Retype all of the data without changing a single word.

(Stored dataset items)
* * * *
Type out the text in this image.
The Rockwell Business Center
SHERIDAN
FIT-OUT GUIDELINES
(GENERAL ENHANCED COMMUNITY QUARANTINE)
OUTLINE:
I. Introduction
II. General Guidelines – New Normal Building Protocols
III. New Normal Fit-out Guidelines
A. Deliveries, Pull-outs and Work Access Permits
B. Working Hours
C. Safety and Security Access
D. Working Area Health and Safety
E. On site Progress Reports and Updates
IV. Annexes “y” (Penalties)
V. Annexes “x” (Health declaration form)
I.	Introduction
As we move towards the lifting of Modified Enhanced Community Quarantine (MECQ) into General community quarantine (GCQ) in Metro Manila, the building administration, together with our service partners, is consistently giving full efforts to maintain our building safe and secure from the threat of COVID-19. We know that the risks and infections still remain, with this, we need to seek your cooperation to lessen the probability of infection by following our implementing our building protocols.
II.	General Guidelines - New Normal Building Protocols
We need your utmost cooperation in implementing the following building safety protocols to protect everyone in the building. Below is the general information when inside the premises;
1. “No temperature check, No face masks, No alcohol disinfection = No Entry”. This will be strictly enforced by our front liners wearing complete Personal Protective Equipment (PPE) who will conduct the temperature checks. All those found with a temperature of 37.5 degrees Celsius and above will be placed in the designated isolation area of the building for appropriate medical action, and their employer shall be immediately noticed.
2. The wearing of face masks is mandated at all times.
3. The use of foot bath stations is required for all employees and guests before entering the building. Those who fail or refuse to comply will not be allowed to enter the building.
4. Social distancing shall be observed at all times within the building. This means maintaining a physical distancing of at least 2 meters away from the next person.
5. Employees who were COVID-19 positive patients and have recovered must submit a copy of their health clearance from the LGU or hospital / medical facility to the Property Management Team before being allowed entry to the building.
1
* * * *
> RESULT
Type out the text in this image.
The Rockwell Business Center
SHERIDAN
FIT-OUT GUIDELINES
(GENERAL ENHANCED COMMUNITY QUARANTINE)
OUTLINE:
I. Introduction
II. General Guidelines – New Normal Building Protocols
III. New Normal Fit-out Guidelines
A. Deliveries, Pull-outs and Work Access Permits
B. Working Hours
C. Safety and Security Access
D. Working Area Health and Safety
E. On site Progress Reports and Updates
IV. Annexes “y” (Penalties)
V. Annexes “x” (Health declaration form)
I.	Introduction
As we move towards the lifting of Modified Enhanced Community Quarantine (MECQ) into General community quarantine (GCQ) in Metro Manila, the building administration, together with our service partners, is consistently giving full efforts to maintain our building safe and secure from the threat of COVID-19. We know that the risks and infections still remain, with this, we need to seek your cooperation to lessen the probability of infection by following our implementing our building protocols.
II.	General Guidelines - New Normal Building Protocols
We need your utmost cooperation in implementing the following building safety protocols to protect everyone in the building. Below is the general information when inside the premises;
1. “No temperature check, No face masks, No alcohol disinfection = No Entry”. This will be strictly enforced by our front liners wearing complete Personal Protective Equipment (PPE) who will conduct the temperature checks. All those found with a temperature of 37.5 degrees Celsius and above will be placed in the designated isolation area of the building for appropriate medical action, and their employer shall be immediately noticed.
2. The wearing of face masks is mandated at all times.
3. The use of foot bath stations is required for all employees and guests before entering the building. Those who fail or refuse to comply will not be allowed to enter the building.
4. Social distancing shall be observed at all times within the building. This means maintaining a physical distancing of at least 2 meters away from the next person.
5. Employees who were COVID-19 positive patients and have recovered must submit a copy of their health clearance from the LGU or hospital / medical facility to the Property Management Team before being allowed entry to the building.
1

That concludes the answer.